EXTRACT TO READ:
As quantum-powered cyber-attack threats become more real by the day, liberal democracies and autocratic regimes are racing to develop quantum-safe encryption. But Europe risks being a spectator.
With the recent Christopher Nolan film about the father of the atomic bomb, J. Robert Oppenheimer, a comparison of the race to build an atomic bomb in the 1940s to the race for quantum-safe algorithms is frighteningly similar.
While robust encryption is the backbone of securing the digital world at large and underpinning the world’s global trade, quantum computing can render obsolete the encryption commonly relied upon to secure and protect data.
On the one side, China, the UAE, and Russia are among the nations keen to create their own ecosystem of quantum-safe cryptographic standards and algorithms.
Conversely, the US National Institute of Standards and Technology (NIST) introduced standards to identify post-quantum cryptography algorithms and the National Security Agency (NSA) released Commercial National Security Algorithm Suite 2.0 (CNSA 2.0) for quantum-resistant algorithms requirements.

EXPLORE THE MATERIAL:
- 1) In the passage on quantum-safe encryption, which organization released Commercial National Security Algorithm Suite 2.0?
- 2) List the nations that the passage on quantum-safe encryption names as keen to create their own ecosystem of quantum-safe cryptographic standards and algorithms.
The items come from a separate source unrelated to the passage.

GIVEN INFORMATION:
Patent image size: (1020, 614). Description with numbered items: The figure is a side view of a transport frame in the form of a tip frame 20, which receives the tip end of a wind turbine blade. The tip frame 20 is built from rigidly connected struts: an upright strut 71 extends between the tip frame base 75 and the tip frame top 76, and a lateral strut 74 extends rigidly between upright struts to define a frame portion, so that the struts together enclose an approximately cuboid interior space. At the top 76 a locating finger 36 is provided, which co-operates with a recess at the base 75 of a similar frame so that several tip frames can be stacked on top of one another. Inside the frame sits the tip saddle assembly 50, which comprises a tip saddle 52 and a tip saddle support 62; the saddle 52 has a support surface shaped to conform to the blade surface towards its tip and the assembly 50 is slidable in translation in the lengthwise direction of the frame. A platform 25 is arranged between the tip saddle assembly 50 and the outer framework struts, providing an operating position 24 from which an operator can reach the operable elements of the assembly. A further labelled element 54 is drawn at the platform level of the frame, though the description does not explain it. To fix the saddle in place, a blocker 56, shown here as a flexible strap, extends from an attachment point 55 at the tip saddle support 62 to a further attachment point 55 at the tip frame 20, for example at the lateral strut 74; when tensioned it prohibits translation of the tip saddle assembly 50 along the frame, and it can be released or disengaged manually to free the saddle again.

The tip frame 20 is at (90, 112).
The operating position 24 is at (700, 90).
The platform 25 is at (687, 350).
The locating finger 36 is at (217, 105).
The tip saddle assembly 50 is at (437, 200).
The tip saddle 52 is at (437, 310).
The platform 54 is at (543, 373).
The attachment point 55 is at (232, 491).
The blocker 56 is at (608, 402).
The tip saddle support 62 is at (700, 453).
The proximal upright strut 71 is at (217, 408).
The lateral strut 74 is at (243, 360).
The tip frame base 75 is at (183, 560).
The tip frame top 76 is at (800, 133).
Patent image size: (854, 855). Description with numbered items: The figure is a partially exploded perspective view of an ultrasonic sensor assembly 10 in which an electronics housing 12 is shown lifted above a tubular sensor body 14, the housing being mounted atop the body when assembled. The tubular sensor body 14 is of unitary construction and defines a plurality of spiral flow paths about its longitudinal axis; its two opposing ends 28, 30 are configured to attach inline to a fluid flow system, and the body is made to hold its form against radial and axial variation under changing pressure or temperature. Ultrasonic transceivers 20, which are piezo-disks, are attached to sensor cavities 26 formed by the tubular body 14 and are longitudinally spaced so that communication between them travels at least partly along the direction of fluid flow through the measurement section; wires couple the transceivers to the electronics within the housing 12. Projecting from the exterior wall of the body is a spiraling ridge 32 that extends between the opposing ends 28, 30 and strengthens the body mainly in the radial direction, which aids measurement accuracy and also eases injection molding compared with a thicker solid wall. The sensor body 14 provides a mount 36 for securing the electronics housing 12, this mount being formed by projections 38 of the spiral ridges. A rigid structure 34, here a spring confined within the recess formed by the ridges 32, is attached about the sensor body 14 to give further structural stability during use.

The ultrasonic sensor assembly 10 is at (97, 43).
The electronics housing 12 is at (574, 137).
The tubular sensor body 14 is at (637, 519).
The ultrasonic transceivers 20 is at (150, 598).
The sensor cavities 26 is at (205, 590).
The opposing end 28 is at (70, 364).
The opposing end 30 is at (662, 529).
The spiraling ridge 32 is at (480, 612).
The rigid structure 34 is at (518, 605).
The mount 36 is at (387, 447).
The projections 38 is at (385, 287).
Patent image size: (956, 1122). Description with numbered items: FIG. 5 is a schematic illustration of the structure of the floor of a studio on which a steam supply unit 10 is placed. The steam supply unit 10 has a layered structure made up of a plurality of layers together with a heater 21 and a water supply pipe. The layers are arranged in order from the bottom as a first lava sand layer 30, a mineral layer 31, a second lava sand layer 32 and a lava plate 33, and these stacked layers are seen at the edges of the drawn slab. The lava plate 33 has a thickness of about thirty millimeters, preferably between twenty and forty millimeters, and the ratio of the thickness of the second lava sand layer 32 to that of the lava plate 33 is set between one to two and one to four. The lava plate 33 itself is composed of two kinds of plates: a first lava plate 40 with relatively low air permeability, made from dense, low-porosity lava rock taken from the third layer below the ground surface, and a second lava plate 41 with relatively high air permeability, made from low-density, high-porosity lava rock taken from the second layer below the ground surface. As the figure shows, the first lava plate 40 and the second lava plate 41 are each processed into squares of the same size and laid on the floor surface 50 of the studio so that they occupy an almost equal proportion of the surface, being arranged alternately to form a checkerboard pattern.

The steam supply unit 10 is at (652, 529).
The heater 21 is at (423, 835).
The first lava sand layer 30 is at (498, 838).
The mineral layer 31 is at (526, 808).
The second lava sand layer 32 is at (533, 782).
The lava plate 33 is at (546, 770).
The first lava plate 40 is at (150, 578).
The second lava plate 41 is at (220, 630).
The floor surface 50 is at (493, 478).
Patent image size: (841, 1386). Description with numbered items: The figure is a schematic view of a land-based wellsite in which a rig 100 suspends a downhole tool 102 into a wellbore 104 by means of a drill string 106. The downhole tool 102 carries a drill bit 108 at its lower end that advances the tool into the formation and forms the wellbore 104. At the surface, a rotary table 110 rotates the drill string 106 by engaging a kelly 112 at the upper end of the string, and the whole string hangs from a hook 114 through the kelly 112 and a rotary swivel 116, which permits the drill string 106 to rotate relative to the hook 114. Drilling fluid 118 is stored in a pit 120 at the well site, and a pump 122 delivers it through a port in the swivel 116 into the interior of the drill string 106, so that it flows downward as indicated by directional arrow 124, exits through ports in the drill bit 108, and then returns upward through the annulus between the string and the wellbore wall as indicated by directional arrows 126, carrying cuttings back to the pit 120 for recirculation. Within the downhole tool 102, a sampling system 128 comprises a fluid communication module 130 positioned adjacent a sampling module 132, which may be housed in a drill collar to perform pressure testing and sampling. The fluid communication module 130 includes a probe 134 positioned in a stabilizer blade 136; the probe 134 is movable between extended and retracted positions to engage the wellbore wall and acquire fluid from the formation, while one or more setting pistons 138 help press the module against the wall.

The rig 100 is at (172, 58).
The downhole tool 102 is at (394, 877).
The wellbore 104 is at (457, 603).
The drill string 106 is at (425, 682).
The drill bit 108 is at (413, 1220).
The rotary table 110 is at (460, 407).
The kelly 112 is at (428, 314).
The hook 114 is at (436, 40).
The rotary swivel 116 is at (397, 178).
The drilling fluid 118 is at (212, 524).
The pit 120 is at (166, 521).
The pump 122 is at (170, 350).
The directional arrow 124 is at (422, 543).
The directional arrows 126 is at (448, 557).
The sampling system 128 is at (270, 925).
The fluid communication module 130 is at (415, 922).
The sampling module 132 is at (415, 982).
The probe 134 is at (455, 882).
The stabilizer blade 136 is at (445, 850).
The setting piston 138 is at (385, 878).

ANSWERS FOR THE TASKS:
- 1) The National Security Agency (NSA)

- 2) China, the UAE, and Russia